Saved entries

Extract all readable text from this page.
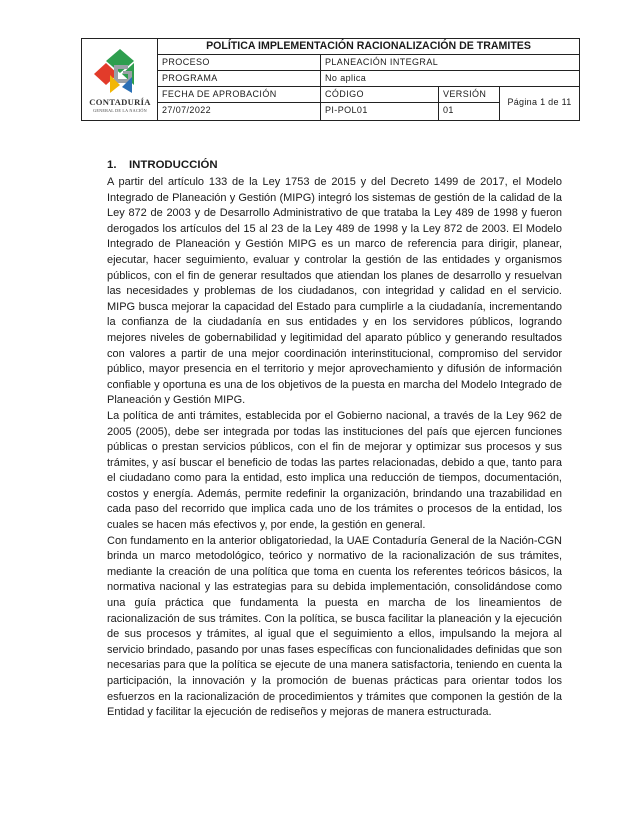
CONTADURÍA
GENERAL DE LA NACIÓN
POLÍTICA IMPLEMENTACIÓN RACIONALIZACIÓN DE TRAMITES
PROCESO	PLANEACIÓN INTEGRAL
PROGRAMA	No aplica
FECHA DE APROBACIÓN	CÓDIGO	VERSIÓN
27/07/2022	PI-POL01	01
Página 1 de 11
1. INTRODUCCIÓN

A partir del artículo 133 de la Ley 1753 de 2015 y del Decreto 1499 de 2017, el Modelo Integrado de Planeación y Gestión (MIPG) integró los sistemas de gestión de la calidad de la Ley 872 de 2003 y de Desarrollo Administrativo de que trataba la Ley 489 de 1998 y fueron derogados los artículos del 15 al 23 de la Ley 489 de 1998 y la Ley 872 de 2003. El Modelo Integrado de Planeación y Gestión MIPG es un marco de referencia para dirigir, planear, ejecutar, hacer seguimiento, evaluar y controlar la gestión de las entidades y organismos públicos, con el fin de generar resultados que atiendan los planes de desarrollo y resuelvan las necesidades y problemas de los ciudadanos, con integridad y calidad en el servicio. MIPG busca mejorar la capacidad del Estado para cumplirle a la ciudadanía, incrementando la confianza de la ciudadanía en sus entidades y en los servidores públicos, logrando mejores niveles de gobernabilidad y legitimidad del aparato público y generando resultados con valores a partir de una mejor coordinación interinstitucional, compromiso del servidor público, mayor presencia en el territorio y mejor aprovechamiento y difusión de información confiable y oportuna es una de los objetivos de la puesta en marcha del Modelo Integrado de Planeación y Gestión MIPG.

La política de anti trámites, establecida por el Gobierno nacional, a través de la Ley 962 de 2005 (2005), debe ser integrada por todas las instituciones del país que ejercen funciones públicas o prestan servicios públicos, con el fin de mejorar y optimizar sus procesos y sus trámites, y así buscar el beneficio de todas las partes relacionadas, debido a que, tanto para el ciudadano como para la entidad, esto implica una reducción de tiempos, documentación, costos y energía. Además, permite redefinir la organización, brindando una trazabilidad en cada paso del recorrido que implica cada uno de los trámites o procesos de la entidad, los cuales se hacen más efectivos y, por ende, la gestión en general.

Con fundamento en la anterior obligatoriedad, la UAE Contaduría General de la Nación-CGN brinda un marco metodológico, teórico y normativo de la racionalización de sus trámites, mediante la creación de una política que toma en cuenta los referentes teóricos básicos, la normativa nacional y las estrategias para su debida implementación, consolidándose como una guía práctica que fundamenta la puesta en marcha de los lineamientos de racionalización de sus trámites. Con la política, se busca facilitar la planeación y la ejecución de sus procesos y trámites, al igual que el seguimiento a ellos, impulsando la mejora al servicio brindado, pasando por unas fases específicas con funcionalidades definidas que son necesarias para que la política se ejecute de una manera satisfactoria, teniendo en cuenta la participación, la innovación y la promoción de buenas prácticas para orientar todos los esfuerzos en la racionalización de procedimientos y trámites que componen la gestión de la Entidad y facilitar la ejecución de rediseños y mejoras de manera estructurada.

* * *

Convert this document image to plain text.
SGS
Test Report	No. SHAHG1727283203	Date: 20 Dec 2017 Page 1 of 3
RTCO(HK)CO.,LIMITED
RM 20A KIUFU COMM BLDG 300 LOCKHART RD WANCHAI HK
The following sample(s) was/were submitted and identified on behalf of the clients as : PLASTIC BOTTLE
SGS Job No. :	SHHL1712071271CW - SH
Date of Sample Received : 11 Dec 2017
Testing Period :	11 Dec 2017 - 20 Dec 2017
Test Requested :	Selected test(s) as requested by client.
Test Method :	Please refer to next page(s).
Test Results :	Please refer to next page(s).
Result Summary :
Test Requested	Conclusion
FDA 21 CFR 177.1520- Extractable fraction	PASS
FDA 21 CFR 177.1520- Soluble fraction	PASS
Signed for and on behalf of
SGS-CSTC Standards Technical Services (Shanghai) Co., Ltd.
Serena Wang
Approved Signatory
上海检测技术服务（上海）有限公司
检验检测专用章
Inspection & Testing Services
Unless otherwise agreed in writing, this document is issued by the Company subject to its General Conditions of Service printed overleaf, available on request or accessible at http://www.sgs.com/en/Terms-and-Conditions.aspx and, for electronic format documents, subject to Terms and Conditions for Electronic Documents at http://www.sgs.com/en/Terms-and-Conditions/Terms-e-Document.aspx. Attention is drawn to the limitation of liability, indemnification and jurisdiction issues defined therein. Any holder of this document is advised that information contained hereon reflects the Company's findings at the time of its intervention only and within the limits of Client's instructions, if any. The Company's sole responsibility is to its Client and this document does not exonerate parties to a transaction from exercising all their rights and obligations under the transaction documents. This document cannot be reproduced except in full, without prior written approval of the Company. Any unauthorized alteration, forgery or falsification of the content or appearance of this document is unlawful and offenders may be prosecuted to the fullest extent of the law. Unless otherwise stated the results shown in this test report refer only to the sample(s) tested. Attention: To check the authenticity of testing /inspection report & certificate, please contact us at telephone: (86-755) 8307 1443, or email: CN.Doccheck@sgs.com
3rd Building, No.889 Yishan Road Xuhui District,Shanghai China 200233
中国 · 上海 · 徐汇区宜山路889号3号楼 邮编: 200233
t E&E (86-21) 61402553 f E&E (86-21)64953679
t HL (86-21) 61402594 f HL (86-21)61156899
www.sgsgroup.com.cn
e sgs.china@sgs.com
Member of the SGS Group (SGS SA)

> [Description of the task]
In the entries above, find each line with the word "text" and copy it.

> [Output for this exercise]
Extract all readable text from this page.
Convert this document image to plain text.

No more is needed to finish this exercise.